### PROBLEM A
Reproduce the thread about public astronomy datasets for testing, word for word and in full.

### EXCERPTED TEXT
= = =
On Thursday, May 1, 2014 4:03:41 AM UTC+5:30, Cameron McBride wrote:

 If there is some desire for big data tests, there is a fair number of 
 public astronomical datasets that wouldn't be too hard to package up. 

 The catalog level versions aren't too different than the type of dataset 
 metioned by Doug. There are a number of fairly simple analyses that could 
 be done on them for testing, either simple predictions or classifications. 
  These wouldn't be hard too document and/or describe.  I can produce 
 examples if people care.

 For example, SDSS (a survey I work on) has public catalog data of ~470 
 million objects (rows), with something like ~3 million of those that have 
 more in depth information (many more columns).   Depending on the test 
 questions, these can be trimmed to provide datasets of various sizes. 
  Numbers pulled from: http://www.sdss3.org/dr10/scope.php. 

 Anyhow, I guess the advantage here is the data is public and can be used 
 indefinitely.  And it's astronomy data, so naturally it's awesome.  ;) 
  (However, it might suffer from the who cares in the real world issue.)

 Cameron



 On Wed, Apr 30, 2014 at 3:02 PM, Stefan Karpinski ste...@karpinski.orgwrote:

 Ah, ok, yes – if there aren't very many distinct values, it could 
 definitely help. With strings it's always nice to convert from 
 variable-length strings to fixed-size indices.
  

 On Wed, Apr 30, 2014 at 2:54 PM, Douglas Bates dmba...@gmail.com wrote:

 On Wednesday, April 30, 2014 1:20:26 PM UTC-5, Stefan Karpinski wrote:

 Is 22GB too much? It seems like just uncompressing this and storing it 
 naturally would be fine on a large machine. How big are the categorical 
 integers? Would storing an index to an integer really help? It seems like 
 it would only help if the integers are larger than the indices.
= = =
Element and coordinate records:
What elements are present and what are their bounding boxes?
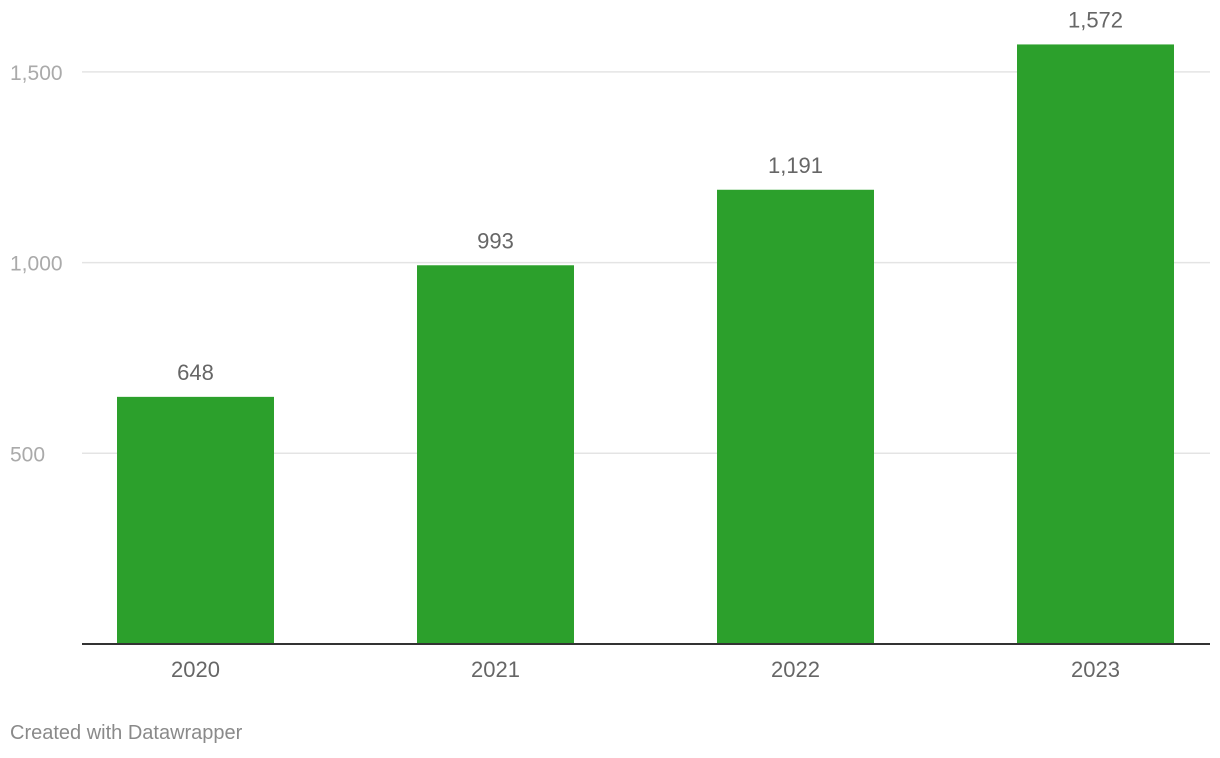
- bar-2022: [717, 189, 874, 644]
- x-axis-tick-labels: 2020 2021 2022 2023: [171, 657, 1120, 682]
- bars: [117, 44, 1174, 644]
- x-tick-label: 2020: [171, 657, 220, 682]
- x-tick-label: 2023: [1071, 657, 1120, 682]
- y-tick-label: 1,000: [10, 253, 63, 276]
- bar-value-labels: 648 993 1,191 1,572: [177, 7, 1123, 384]
- y-axis-tick-labels: 500 1,000 1,500: [10, 62, 63, 466]
- bar-2021: [417, 265, 574, 644]
- bar-value-label: 993: [477, 228, 514, 253]
- x-tick-label: 2022: [771, 657, 820, 682]
- bar-value-label: 1,572: [1068, 7, 1123, 32]
- bar-value-label: 1,191: [768, 153, 823, 178]
- bar-2023: [1017, 44, 1174, 644]
- bar-2020: [117, 396, 274, 644]
- y-tick-label: 1,500: [10, 62, 63, 85]
- datawrapper-credit: Created with Datawrapper: [10, 722, 243, 744]
- y-tick-label: 500: [10, 443, 45, 466]
- x-tick-label: 2021: [471, 657, 520, 682]
- bar-value-label: 648: [177, 360, 214, 385]
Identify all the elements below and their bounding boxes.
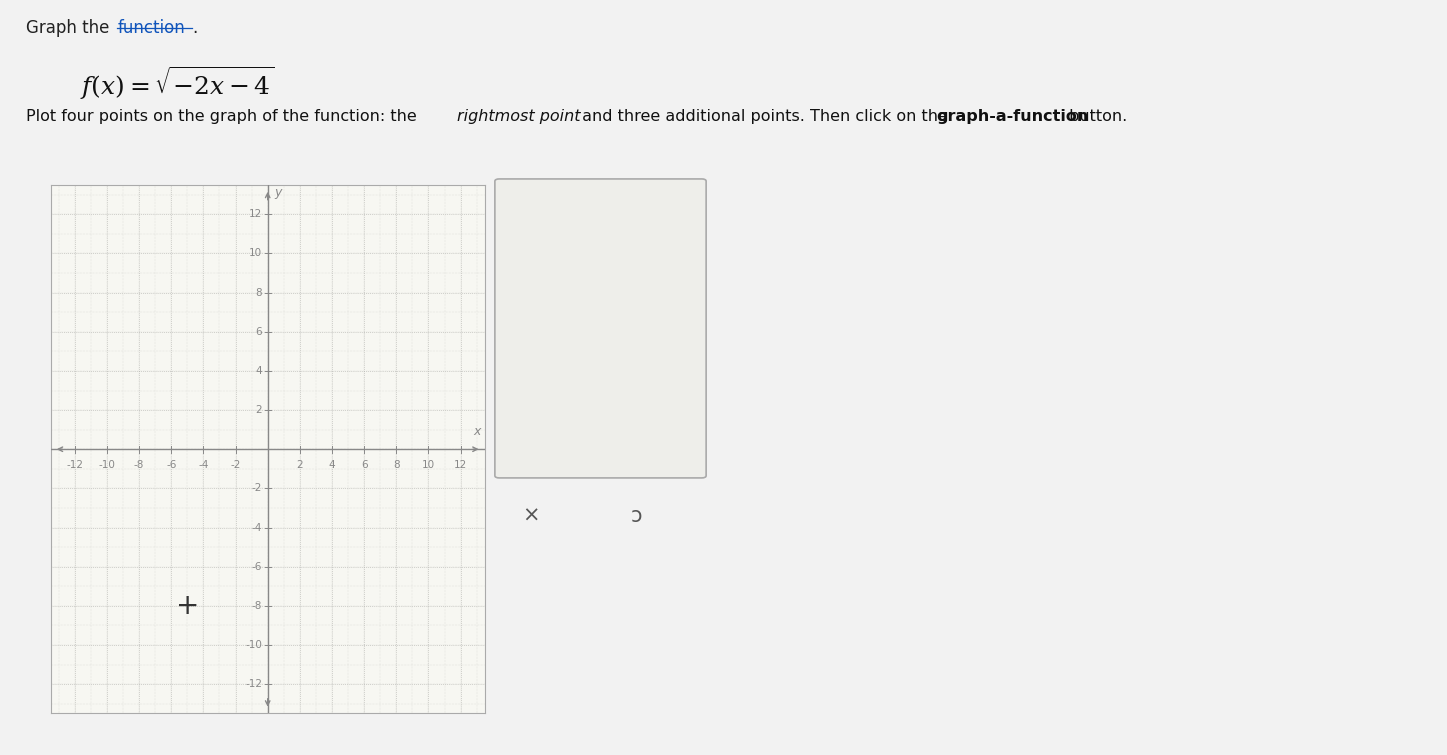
= = =
### PROBLEM B
In the listing, start at the line that has "- bar-2022: [717, 189, 874, 644]" and stop after the line that has "- datawrapper-credit: Created". Return only those lines, changing every "x-tick-label" to "year-label" and keeping everything else the same.

### CORRECT RESULT A
On Thursday, May 1, 2014 4:03:41 AM UTC+5:30, Cameron McBride wrote:

 If there is some desire for big data tests, there is a fair number of 
 public astronomical datasets that wouldn't be too hard to package up. 

 The catalog level versions aren't too different than the type of dataset 
 metioned by Doug. There are a number of fairly simple analyses that could 
 be done on them for testing, either simple predictions or classifications. 
  These wouldn't be hard too document and/or describe.  I can produce 
 examples if people care.

 For example, SDSS (a survey I work on) has public catalog data of ~470 
 million objects (rows), with something like ~3 million of those that have 
 more in depth information (many more columns).   Depending on the test 
 questions, these can be trimmed to provide datasets of various sizes. 
  Numbers pulled from: http://www.sdss3.org/dr10/scope.php. 

 Anyhow, I guess the advantage here is the data is public and can be used 
 indefinitely.  And it's astronomy data, so naturally it's awesome.  ;) 
  (However, it might suffer from the who cares in the real world issue.)

 Cameron



 On Wed, Apr 30, 2014 at 3:02 PM, Stefan Karpinski ste...@karpinski.orgwrote:

 Ah, ok, yes – if there aren't very many distinct values, it could 
 definitely help. With strings it's always nice to convert from 
 variable-length strings to fixed-size indices.
  

 On Wed, Apr 30, 2014 at 2:54 PM, Douglas Bates dmba...@gmail.com wrote:

 On Wednesday, April 30, 2014 1:20:26 PM UTC-5, Stefan Karpinski wrote:

 Is 22GB too much? It seems like just uncompressing this and storing it 
 naturally would be fine on a large machine. How big are the categorical 
 integers? Would storing an index to an integer really help? It seems like 
 it would only help if the integers are larger than the indices.

### CORRECT RESULT B
- bar-2022: [717, 189, 874, 644]
- x-axis-tick-labels: 2020 2021 2022 2023: [171, 657, 1120, 682]
- bars: [117, 44, 1174, 644]
- year-label: 2020: [171, 657, 220, 682]
- year-label: 2023: [1071, 657, 1120, 682]
- y-tick-label: 1,000: [10, 253, 63, 276]
- bar-value-labels: 648 993 1,191 1,572: [177, 7, 1123, 384]
- y-axis-tick-labels: 500 1,000 1,500: [10, 62, 63, 466]
- bar-2021: [417, 265, 574, 644]
- bar-value-label: 993: [477, 228, 514, 253]
- year-label: 2022: [771, 657, 820, 682]
- bar-value-label: 1,572: [1068, 7, 1123, 32]
- bar-value-label: 1,191: [768, 153, 823, 178]
- bar-2023: [1017, 44, 1174, 644]
- bar-2020: [117, 396, 274, 644]
- y-tick-label: 1,500: [10, 62, 63, 85]
- datawrapper-credit: Created with Datawrapper: [10, 722, 243, 744]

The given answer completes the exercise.